§ **What this exercise asks**:
A. Answer these questions from the wine country weekend post, one answer per line, marked the same way:
(i) What did the writers pick up at the Mondavi winery?
(ii) At what time is breakfast served at Vintage Towers?
(iii) Why did the restaurant give them a complimentary apple galette?
B. In the wine country weekend post, shorten the paragraph that begins "Breakfast at Vintage Towers is served family-style" into a bulleted list that keeps its main facts.
C. Return the part of the wine country weekend post between "R went for the" and "of apple slices.", inclusive, copied word for word.

§ **Extracted text**:
/---

Tuesday, February 19, 2008
Wine country weekend
Sterling, Napa
It was an almost perfect weekend - the skies were blue, the sun was out, the food and accommodations were good, if only we could just get there already. Having become quite reliant on the GPS, we allowed it to navigate us up from South San Francisco to Napa. That was fine. We popped into the Mondavi winery to pick up a bottle of Muscat, and then made a quick dash to Sterling where we had a $5 off coupon for its cable car ride/winery tour/tasting (as long as it's before 1230).
We headed back to the main Napa stretch to chow on some sweet potato fries and fish tacos and root beer float at Taylor's Automatic Refresher (that was easy enough, having driven past it on the way up). And did a quick spot of shopping at the outlets. Then on the way to the B&B in Sonoma County, we hit traffic. We crawled along, I drummed my fingers on the door, conscious of the 730 restaurant reservation, conscious also that we had to check in by 7pm. Would we ever get there?
We finally did, we reached the sleepy town of Cloverdale just in time. The streetlights were on as we drove through the main street, to see, well, not much. But there was the tiny sign of Vintage Towers on the corner, and we stopped, grabbed the bags and rang the doorbell. We were taken up to Mary's Room, a quaint little pink room with a massively high bed and a tiny tiny sink in the bathroom. A fake fireplace/heater sat in the corner, with dials to turn up the fake flames and the heat. A morning room was down the corner, with great brownies and lemon-poppyseed cake for the midnight-hungry.
But we had our reservations to make (which had now been changed to 745). So off we went, only to find that the GPS would not recognise the address in the town of Windsor. A couple of calls to Odyssey sent us in a variety of directions ("school? there's no school around here", "look for the archway", "we're near the pub"). And we finally made it. Service was good, food was excellent, although the wait was quite long - there's only one man in the kitchen.
We shared the pistachio-crusted swordfish involtini, a fabulous sushi-looking starter.
R went for the lamb shank and I had the braised beef short ribs. Very tender, very rich.
And finally, they presented a complimentary apple galette, as an apology for having made us switch tables earlier. It was delicate and crisp, with just the right amount of apple slices.
Breakfast at Vintage Towers is served family-style at 9am sharp. We sat at the long table with three other couples and a family of three, who were on a college tour of California it seemed. Family-style breakfasts with strangers can be pretty awkward but in this case, the company was very welcome as one of the guests was a sommelier in one of the hotels in the county, as well as a wine judge for the San Francisco Chronicle. He provided some pretty interesting anecdotes about Sonoma, having grown up in the area, and had good tips on where to go. Breakfast itself was amazing - starting with vanilla yoghurt with pineapples and museli, then homemade cornbread with honey butter, and a Mexican souffle served with a mango salsa and a tomato salsa. Coffee, however, was typically weak.
But there were places to go and wines to sample, so after obtaining a map of the Russian River Valley, we set off for Arista, a new boutique winery with a gorgeous Japanese garden.
We ended up with a bottle of their velvety 2006 Longbow Pinot Noir.

\---

§ **Supplied material**:
/---

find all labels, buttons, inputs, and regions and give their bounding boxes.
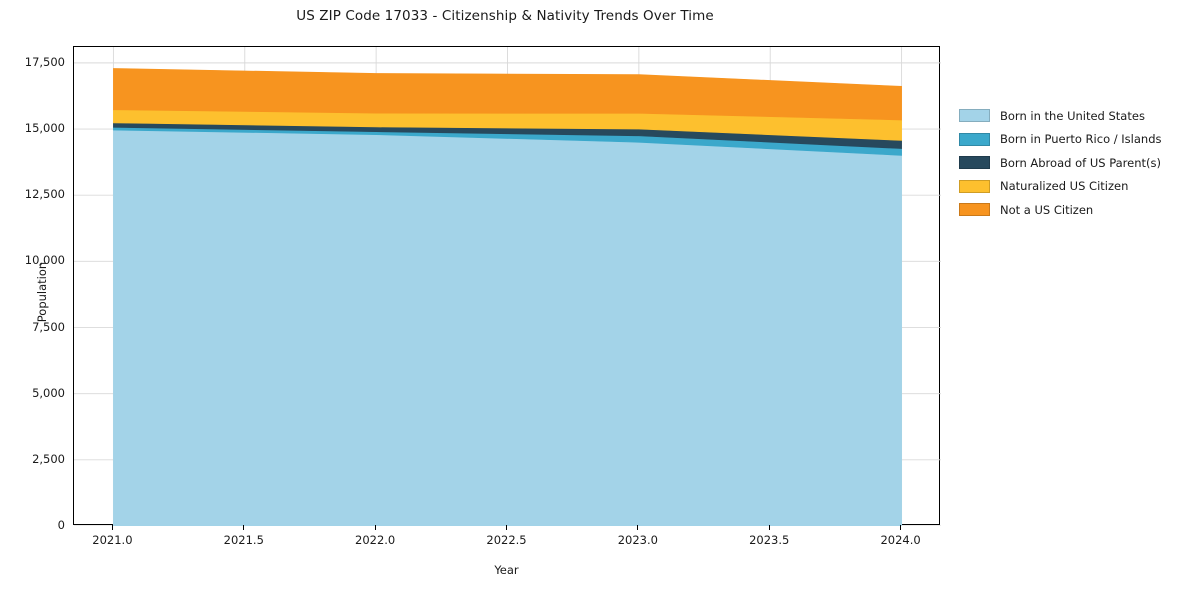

\---

§ **Written answers**:
A.
(i) A bottle of Muscat.
(ii) At 9am sharp.
(iii) As an apology for having made them switch tables earlier.

B.
- Breakfast at Vintage Towers is served family-style at 9am sharp, at a long table shared with three other couples and a family of three.
- One guest was a hotel sommelier in the county and a wine judge for the San Francisco Chronicle. He grew up in the area, shared anecdotes about Sonoma, and gave good tips on where to go.
- The meal included vanilla yoghurt with pineapples and museli, homemade cornbread with honey butter, and a Mexican souffle with mango and tomato salsas.
- The coffee was weak.

C.
R went for the lamb shank and I had the braised beef short ribs. Very tender, very rich.
And finally, they presented a complimentary apple galette, as an apology for having made us switch tables earlier. It was delicate and crisp, with just the right amount of apple slices.